Énoncé 1
Recopiez à l'identique le passage de l'article sur les gaz à effet de serre en Arctique qui commence par les mots « L’océan aux premières » et se termine par « les activités humaines. ».
═════ Article
Un groupe de recherche regroupant les universités de Colombie-Britannique, du Manitoba, de Calgary en Alberta, McGill à Montréal en collaboration avec Pêches et Océans Canada, étudie les déplacements des gaz à effet de serre comme le dioxyde de carbone et le méthane, entre l’océan et l’atmosphère en Arctique. Ce programme de recherche, qui a débuté en 2002, se fait en collaboration avec la collectivité de Cambridge Bay au Nunavut. Cependant, l’intégration du savoir traditionnel au protocole a été repoussée en raison des restrictions de voyage et de regroupement en vigueur au Nunavut.
L’océan aux premières loges du réchauffement climatique
En Arctique, la hausse des températures est plus élevée que dans le reste du monde. Les schémas de circulation des gaz à effet de serre entre l’atmosphère et l’océan qui pourraient se produire dans le futur ne sont pas encore complètement connus. Pour Lisa Miller, partenaire dans ce projet et géochimiste à Pêches et Océans Canada, il est crucial de mesurer ces interactions aujourd’hui afin de comprendre et d’analyser ce qui pourrait se passer dans les prochaines années. En effet, l’océan Arctique joue un rôle fondamental dans la régulation du climat en absorbant le dioxyde de carbone produit par les activités humaines.
« L’océan Arctique est l’un des puits de carbone les plus importants, mais l’une des questions fondamentales est de savoir si l’océan Arctique sera encore capable de continuer à absorber le dioxyde de carbone de l’atmosphère, est-ce que ce processus peut ralentir ou même s’inverser », s’interroge-t-elle.
══════════
═════ Liste enregistrée
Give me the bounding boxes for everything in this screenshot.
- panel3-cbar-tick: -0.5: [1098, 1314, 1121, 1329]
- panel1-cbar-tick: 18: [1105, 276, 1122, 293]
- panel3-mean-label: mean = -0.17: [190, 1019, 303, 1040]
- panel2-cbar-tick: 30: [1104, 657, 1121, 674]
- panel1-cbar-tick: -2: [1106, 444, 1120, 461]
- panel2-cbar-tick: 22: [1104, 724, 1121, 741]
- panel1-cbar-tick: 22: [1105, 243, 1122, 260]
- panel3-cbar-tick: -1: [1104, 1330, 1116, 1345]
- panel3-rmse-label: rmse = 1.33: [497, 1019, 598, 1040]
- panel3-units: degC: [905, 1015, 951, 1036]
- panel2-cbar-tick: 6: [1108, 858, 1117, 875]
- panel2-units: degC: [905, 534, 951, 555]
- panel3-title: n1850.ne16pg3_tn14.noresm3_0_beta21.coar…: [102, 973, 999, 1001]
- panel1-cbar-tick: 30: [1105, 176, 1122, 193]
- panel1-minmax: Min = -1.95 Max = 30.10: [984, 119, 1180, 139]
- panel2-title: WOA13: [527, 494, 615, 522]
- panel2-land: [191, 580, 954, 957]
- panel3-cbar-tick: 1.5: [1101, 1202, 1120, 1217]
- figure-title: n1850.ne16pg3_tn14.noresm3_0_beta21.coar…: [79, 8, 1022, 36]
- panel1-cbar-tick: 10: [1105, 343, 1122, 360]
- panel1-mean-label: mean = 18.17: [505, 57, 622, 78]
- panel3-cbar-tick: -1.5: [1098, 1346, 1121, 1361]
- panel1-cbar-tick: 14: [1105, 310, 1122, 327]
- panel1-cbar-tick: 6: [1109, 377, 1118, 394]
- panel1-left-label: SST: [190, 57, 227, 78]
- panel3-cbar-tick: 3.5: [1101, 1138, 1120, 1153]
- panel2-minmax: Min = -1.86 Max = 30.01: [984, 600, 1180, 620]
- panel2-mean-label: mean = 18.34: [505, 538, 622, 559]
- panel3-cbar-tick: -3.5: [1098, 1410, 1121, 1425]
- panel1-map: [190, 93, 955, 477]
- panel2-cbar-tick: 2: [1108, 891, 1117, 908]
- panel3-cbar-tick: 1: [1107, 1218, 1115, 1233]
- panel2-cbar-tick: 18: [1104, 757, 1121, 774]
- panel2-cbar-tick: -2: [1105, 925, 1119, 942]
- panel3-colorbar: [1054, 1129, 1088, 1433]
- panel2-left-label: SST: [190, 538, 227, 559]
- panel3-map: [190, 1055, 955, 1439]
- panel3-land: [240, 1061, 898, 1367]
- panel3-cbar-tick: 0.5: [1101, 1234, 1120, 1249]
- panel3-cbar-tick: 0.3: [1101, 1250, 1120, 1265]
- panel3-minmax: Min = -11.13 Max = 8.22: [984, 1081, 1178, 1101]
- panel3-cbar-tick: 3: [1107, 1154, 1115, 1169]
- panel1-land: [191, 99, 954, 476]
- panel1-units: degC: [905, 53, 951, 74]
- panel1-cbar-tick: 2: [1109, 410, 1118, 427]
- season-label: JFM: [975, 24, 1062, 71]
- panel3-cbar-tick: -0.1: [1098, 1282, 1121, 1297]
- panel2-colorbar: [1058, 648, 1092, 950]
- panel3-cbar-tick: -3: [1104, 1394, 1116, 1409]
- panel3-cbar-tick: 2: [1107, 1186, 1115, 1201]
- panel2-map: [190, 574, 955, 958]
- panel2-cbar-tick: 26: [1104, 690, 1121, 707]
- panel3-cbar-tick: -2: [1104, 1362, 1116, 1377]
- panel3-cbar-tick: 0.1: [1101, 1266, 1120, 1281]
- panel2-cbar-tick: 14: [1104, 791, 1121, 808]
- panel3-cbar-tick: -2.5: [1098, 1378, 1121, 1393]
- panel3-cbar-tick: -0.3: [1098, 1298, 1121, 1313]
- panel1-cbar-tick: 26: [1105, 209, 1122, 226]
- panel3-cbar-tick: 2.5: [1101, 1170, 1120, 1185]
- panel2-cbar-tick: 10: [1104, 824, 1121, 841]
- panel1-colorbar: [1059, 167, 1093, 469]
══════════
Énoncé 2
Reproduisez sans rien changer les lignes de la liste, depuis son début jusqu'à la ligne qui contient « - panel3-units: degC: [905, 1015, 951, 1036] », celle-ci comprise.

Réponse finale 1
L’océan aux premières loges du réchauffement climatique
En Arctique, la hausse des températures est plus élevée que dans le reste du monde. Les schémas de circulation des gaz à effet de serre entre l’atmosphère et l’océan qui pourraient se produire dans le futur ne sont pas encore complètement connus. Pour Lisa Miller, partenaire dans ce projet et géochimiste à Pêches et Océans Canada, il est crucial de mesurer ces interactions aujourd’hui afin de comprendre et d’analyser ce qui pourrait se passer dans les prochaines années. En effet, l’océan Arctique joue un rôle fondamental dans la régulation du climat en absorbant le dioxyde de carbone produit par les activités humaines.

Réponse finale 2
Give me the bounding boxes for everything in this screenshot.
- panel3-cbar-tick: -0.5: [1098, 1314, 1121, 1329]
- panel1-cbar-tick: 18: [1105, 276, 1122, 293]
- panel3-mean-label: mean = -0.17: [190, 1019, 303, 1040]
- panel2-cbar-tick: 30: [1104, 657, 1121, 674]
- panel1-cbar-tick: -2: [1106, 444, 1120, 461]
- panel2-cbar-tick: 22: [1104, 724, 1121, 741]
- panel1-cbar-tick: 22: [1105, 243, 1122, 260]
- panel3-cbar-tick: -1: [1104, 1330, 1116, 1345]
- panel3-rmse-label: rmse = 1.33: [497, 1019, 598, 1040]
- panel3-units: degC: [905, 1015, 951, 1036]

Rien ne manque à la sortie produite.